AIM OF THE EXERCISE -
Return each entry exactly, omitting nothing.

[A run of records]
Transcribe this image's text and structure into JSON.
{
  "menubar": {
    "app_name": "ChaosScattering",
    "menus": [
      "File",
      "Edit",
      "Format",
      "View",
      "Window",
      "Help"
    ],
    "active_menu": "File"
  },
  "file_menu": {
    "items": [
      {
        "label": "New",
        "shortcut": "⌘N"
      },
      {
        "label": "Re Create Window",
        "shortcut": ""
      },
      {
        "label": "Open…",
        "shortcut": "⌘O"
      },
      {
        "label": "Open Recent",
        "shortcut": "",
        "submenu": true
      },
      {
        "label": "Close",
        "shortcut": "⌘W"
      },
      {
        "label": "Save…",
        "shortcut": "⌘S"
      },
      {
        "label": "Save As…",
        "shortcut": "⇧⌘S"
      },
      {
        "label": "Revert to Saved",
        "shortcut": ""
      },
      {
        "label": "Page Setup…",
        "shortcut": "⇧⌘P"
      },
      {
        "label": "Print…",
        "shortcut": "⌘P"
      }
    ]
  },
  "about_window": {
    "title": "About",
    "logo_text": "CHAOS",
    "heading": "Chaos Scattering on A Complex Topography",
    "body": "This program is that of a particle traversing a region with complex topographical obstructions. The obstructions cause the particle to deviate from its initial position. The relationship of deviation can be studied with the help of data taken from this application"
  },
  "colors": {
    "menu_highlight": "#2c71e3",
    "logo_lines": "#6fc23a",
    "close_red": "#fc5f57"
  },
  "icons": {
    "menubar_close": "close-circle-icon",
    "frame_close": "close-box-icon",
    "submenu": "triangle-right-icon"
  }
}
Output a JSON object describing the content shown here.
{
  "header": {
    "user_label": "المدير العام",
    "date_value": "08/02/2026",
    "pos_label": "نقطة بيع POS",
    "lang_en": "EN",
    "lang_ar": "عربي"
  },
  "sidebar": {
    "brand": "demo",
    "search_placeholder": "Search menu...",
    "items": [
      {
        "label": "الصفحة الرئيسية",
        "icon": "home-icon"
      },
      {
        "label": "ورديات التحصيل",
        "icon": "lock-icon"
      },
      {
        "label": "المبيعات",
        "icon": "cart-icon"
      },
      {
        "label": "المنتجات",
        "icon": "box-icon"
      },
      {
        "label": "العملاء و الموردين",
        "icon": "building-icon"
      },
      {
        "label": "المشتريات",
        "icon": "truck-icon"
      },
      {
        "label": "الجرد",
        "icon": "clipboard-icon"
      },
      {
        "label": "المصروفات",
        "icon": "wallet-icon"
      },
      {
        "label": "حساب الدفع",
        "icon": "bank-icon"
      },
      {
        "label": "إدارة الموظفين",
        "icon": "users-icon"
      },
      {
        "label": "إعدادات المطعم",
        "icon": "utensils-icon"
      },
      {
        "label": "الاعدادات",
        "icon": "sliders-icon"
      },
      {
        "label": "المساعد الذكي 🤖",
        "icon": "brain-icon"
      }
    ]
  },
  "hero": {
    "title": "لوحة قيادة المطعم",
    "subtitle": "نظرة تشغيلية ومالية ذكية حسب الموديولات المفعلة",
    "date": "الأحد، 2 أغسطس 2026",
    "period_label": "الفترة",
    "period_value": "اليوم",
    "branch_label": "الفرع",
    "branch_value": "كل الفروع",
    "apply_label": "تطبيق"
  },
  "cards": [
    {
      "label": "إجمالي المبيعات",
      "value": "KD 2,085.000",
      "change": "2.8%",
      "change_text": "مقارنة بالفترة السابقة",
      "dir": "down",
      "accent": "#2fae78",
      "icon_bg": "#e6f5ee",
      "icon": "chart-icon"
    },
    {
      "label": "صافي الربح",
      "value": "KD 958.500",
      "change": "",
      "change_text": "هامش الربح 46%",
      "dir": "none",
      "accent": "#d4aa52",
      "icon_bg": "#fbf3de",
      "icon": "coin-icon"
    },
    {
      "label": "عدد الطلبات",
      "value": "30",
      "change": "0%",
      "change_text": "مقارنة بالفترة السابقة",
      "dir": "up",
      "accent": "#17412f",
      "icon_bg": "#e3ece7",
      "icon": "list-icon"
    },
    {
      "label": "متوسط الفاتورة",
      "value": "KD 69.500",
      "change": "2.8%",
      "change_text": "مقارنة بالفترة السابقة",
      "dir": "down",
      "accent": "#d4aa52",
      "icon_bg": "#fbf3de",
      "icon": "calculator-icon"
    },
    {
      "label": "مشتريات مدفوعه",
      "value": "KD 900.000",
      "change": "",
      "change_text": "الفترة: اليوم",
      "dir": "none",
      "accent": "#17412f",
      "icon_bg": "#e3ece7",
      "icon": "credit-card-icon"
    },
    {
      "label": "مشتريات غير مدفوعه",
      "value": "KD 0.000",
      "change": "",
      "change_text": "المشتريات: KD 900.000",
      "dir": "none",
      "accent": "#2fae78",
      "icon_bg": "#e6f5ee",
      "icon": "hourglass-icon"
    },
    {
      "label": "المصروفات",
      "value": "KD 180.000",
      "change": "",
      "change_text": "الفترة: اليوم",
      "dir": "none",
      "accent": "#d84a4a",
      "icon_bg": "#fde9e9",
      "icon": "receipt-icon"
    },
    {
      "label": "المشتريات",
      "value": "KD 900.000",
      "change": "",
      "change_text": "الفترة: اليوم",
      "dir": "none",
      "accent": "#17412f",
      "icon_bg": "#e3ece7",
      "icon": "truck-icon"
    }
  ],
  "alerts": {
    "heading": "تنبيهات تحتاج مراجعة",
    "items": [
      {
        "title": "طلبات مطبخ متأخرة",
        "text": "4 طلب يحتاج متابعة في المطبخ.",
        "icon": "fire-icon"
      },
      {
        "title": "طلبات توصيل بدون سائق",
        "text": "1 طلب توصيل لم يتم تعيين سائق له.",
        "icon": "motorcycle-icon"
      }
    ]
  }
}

ANSWER TO THE PROBLEM -
Transcribe this image's text and structure into JSON.
{
  "menubar": {
    "app_name": "ChaosScattering",
    "menus": [
      "File",
      "Edit",
      "Format",
      "View",
      "Window",
      "Help"
    ],
    "active_menu": "File"
  },
  "file_menu": {
    "items": [
      {
        "label": "New",
        "shortcut": "⌘N"
      },
      {
        "label": "Re Create Window",
        "shortcut": ""
      },
      {
        "label": "Open…",
        "shortcut": "⌘O"
      },
      {
        "label": "Open Recent",
        "shortcut": "",
        "submenu": true
      },
      {
        "label": "Close",
        "shortcut": "⌘W"
      },
      {
        "label": "Save…",
        "shortcut": "⌘S"
      },
      {
        "label": "Save As…",
        "shortcut": "⇧⌘S"
      },
      {
        "label": "Revert to Saved",
        "shortcut": ""
      },
      {
        "label": "Page Setup…",
        "shortcut": "⇧⌘P"
      },
      {
        "label": "Print…",
        "shortcut": "⌘P"
      }
    ]
  },
  "about_window": {
    "title": "About",
    "logo_text": "CHAOS",
    "heading": "Chaos Scattering on A Complex Topography",
    "body": "This program is that of a particle traversing a region with complex topographical obstructions. The obstructions cause the particle to deviate from its initial position. The relationship of deviation can be studied with the help of data taken from this application"
  },
  "colors": {
    "menu_highlight": "#2c71e3",
    "logo_lines": "#6fc23a",
    "close_red": "#fc5f57"
  },
  "icons": {
    "menubar_close": "close-circle-icon",
    "frame_close": "close-box-icon",
    "submenu": "triangle-right-icon"
  }
}
Output a JSON object describing the content shown here.
{
  "header": {
    "user_label": "المدير العام",
    "date_value": "08/02/2026",
    "pos_label": "نقطة بيع POS",
    "lang_en": "EN",
    "lang_ar": "عربي"
  },
  "sidebar": {
    "brand": "demo",
    "search_placeholder": "Search menu...",
    "items": [
      {
        "label": "الصفحة الرئيسية",
        "icon": "home-icon"
      },
      {
        "label": "ورديات التحصيل",
        "icon": "lock-icon"
      },
      {
        "label": "المبيعات",
        "icon": "cart-icon"
      },
      {
        "label": "المنتجات",
        "icon": "box-icon"
      },
      {
        "label": "العملاء و الموردين",
        "icon": "building-icon"
      },
      {
        "label": "المشتريات",
        "icon": "truck-icon"
      },
      {
        "label": "الجرد",
        "icon": "clipboard-icon"
      },
      {
        "label": "المصروفات",
        "icon": "wallet-icon"
      },
      {
        "label": "حساب الدفع",
        "icon": "bank-icon"
      },
      {
        "label": "إدارة الموظفين",
        "icon": "users-icon"
      },
      {
        "label": "إعدادات المطعم",
        "icon": "utensils-icon"
      },
      {
        "label": "الاعدادات",
        "icon": "sliders-icon"
      },
      {
        "label": "المساعد الذكي 🤖",
        "icon": "brain-icon"
      }
    ]
  },
  "hero": {
    "title": "لوحة قيادة المطعم",
    "subtitle": "نظرة تشغيلية ومالية ذكية حسب الموديولات المفعلة",
    "date": "الأحد، 2 أغسطس 2026",
    "period_label": "الفترة",
    "period_value": "اليوم",
    "branch_label": "الفرع",
    "branch_value": "كل الفروع",
    "apply_label": "تطبيق"
  },
  "cards": [
    {
      "label": "إجمالي المبيعات",
      "value": "KD 2,085.000",
      "change": "2.8%",
      "change_text": "مقارنة بالفترة السابقة",
      "dir": "down",
      "accent": "#2fae78",
      "icon_bg": "#e6f5ee",
      "icon": "chart-icon"
    },
    {
      "label": "صافي الربح",
      "value": "KD 958.500",
      "change": "",
      "change_text": "هامش الربح 46%",
      "dir": "none",
      "accent": "#d4aa52",
      "icon_bg": "#fbf3de",
      "icon": "coin-icon"
    },
    {
      "label": "عدد الطلبات",
      "value": "30",
      "change": "0%",
      "change_text": "مقارنة بالفترة السابقة",
      "dir": "up",
      "accent": "#17412f",
      "icon_bg": "#e3ece7",
      "icon": "list-icon"
    },
    {
      "label": "متوسط الفاتورة",
      "value": "KD 69.500",
      "change": "2.8%",
      "change_text": "مقارنة بالفترة السابقة",
      "dir": "down",
      "accent": "#d4aa52",
      "icon_bg": "#fbf3de",
      "icon": "calculator-icon"
    },
    {
      "label": "مشتريات مدفوعه",
      "value": "KD 900.000",
      "change": "",
      "change_text": "الفترة: اليوم",
      "dir": "none",
      "accent": "#17412f",
      "icon_bg": "#e3ece7",
      "icon": "credit-card-icon"
    },
    {
      "label": "مشتريات غير مدفوعه",
      "value": "KD 0.000",
      "change": "",
      "change_text": "المشتريات: KD 900.000",
      "dir": "none",
      "accent": "#2fae78",
      "icon_bg": "#e6f5ee",
      "icon": "hourglass-icon"
    },
    {
      "label": "المصروفات",
      "value": "KD 180.000",
      "change": "",
      "change_text": "الفترة: اليوم",
      "dir": "none",
      "accent": "#d84a4a",
      "icon_bg": "#fde9e9",
      "icon": "receipt-icon"
    },
    {
      "label": "المشتريات",
      "value": "KD 900.000",
      "change": "",
      "change_text": "الفترة: اليوم",
      "dir": "none",
      "accent": "#17412f",
      "icon_bg": "#e3ece7",
      "icon": "truck-icon"
    }
  ],
  "alerts": {
    "heading": "تنبيهات تحتاج مراجعة",
    "items": [
      {
        "title": "طلبات مطبخ متأخرة",
        "text": "4 طلب يحتاج متابعة في المطبخ.",
        "icon": "fire-icon"
      },
      {
        "title": "طلبات توصيل بدون سائق",
        "text": "1 طلب توصيل لم يتم تعيين سائق له.",
        "icon": "motorcycle-icon"
      }
    ]
  }
}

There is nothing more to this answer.